_What to do_
Below is a block of records; repeat all of them exactly.

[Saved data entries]

......

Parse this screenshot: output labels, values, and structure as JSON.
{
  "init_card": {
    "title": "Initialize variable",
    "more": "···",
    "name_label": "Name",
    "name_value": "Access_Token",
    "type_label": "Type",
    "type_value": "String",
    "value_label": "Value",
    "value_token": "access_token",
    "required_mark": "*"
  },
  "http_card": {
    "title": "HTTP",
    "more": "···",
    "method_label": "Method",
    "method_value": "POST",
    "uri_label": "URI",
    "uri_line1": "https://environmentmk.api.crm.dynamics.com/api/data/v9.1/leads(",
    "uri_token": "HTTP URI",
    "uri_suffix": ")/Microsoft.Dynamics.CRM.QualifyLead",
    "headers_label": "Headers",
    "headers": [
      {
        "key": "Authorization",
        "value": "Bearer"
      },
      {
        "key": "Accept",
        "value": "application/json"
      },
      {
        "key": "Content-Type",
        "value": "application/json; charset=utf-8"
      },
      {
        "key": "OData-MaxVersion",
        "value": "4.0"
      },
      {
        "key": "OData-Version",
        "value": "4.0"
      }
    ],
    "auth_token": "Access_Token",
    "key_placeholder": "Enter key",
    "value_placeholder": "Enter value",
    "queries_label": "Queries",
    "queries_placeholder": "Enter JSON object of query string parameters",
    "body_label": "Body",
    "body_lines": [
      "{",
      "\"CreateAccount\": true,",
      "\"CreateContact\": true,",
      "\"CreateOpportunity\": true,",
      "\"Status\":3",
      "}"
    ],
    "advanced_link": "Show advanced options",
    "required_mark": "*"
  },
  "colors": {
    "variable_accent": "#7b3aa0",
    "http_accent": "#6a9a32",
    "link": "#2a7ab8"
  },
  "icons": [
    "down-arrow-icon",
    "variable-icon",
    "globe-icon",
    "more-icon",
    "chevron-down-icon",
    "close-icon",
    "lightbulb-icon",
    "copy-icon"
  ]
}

......

_Solution_
Parse this screenshot: output labels, values, and structure as JSON.
{
  "init_card": {
    "title": "Initialize variable",
    "more": "···",
    "name_label": "Name",
    "name_value": "Access_Token",
    "type_label": "Type",
    "type_value": "String",
    "value_label": "Value",
    "value_token": "access_token",
    "required_mark": "*"
  },
  "http_card": {
    "title": "HTTP",
    "more": "···",
    "method_label": "Method",
    "method_value": "POST",
    "uri_label": "URI",
    "uri_line1": "https://environmentmk.api.crm.dynamics.com/api/data/v9.1/leads(",
    "uri_token": "HTTP URI",
    "uri_suffix": ")/Microsoft.Dynamics.CRM.QualifyLead",
    "headers_label": "Headers",
    "headers": [
      {
        "key": "Authorization",
        "value": "Bearer"
      },
      {
        "key": "Accept",
        "value": "application/json"
      },
      {
        "key": "Content-Type",
        "value": "application/json; charset=utf-8"
      },
      {
        "key": "OData-MaxVersion",
        "value": "4.0"
      },
      {
        "key": "OData-Version",
        "value": "4.0"
      }
    ],
    "auth_token": "Access_Token",
    "key_placeholder": "Enter key",
    "value_placeholder": "Enter value",
    "queries_label": "Queries",
    "queries_placeholder": "Enter JSON object of query string parameters",
    "body_label": "Body",
    "body_lines": [
      "{",
      "\"CreateAccount\": true,",
      "\"CreateContact\": true,",
      "\"CreateOpportunity\": true,",
      "\"Status\":3",
      "}"
    ],
    "advanced_link": "Show advanced options",
    "required_mark": "*"
  },
  "colors": {
    "variable_accent": "#7b3aa0",
    "http_accent": "#6a9a32",
    "link": "#2a7ab8"
  },
  "icons": [
    "down-arrow-icon",
    "variable-icon",
    "globe-icon",
    "more-icon",
    "chevron-down-icon",
    "close-icon",
    "lightbulb-icon",
    "copy-icon"
  ]
}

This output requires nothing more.